* [Written exercise]: Return every line of the data below that includes the string "title".

------ Data listing

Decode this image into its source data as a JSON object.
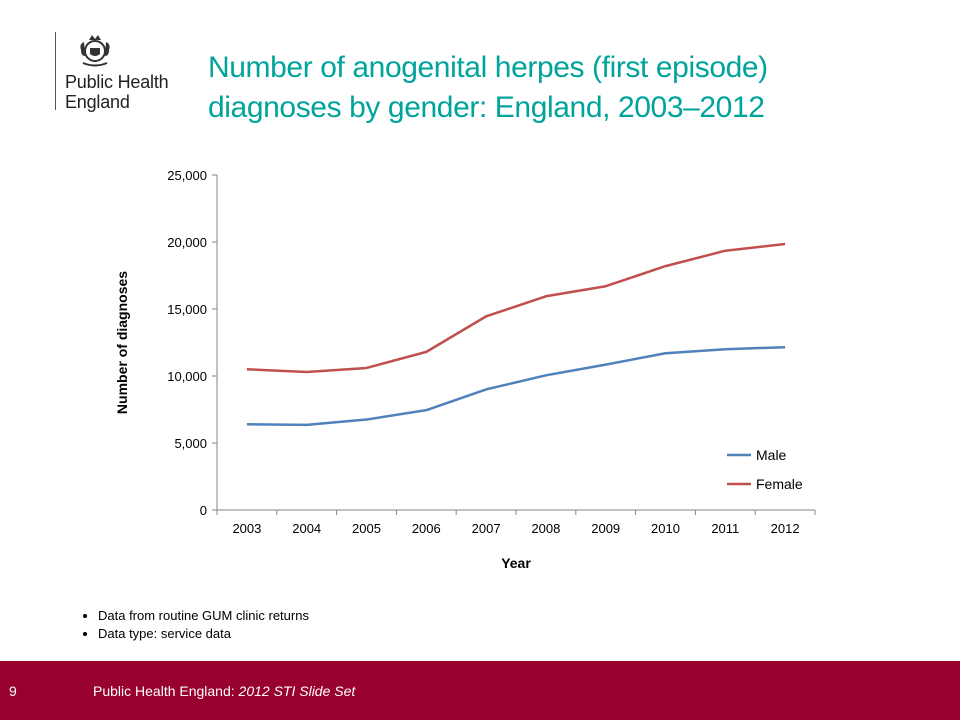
{
  "logo": {
    "line1": "Public Health",
    "line2": "England"
  },
  "title": {
    "line1": "Number of anogenital herpes (first episode)",
    "line2": "diagnoses by gender: England, 2003–2012"
  },
  "chart_data": {
    "type": "line",
    "title": "Number of anogenital herpes (first episode) diagnoses by gender: England, 2003–2012",
    "xlabel": "Year",
    "ylabel": "Number of diagnoses",
    "categories": [
      "2003",
      "2004",
      "2005",
      "2006",
      "2007",
      "2008",
      "2009",
      "2010",
      "2011",
      "2012"
    ],
    "ylim": [
      0,
      25000
    ],
    "yticks": [
      0,
      5000,
      10000,
      15000,
      20000,
      25000
    ],
    "ytick_labels": [
      "0",
      "5,000",
      "10,000",
      "15,000",
      "20,000",
      "25,000"
    ],
    "grid": false,
    "legend_position": "bottom-right",
    "series": [
      {
        "name": "Male",
        "color": "#4f81bd",
        "values": [
          6400,
          6350,
          6750,
          7450,
          9000,
          10050,
          10850,
          11700,
          12000,
          12150
        ]
      },
      {
        "name": "Female",
        "color": "#c0504d",
        "values": [
          10500,
          10300,
          10600,
          11800,
          14450,
          15950,
          16700,
          18200,
          19350,
          19850
        ]
      }
    ]
  },
  "notes": [
    "Data from routine GUM clinic returns",
    "Data type: service data"
  ],
  "footer": {
    "page_number": "9",
    "org": "Public Health England: ",
    "doc": "2012 STI Slide Set",
    "bg_color": "#98002e"
  }
}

------------

* [Task response]:
  "title": {
    "title": "Number of anogenital herpes (first episode) diagnoses by gender: England, 2003–2012",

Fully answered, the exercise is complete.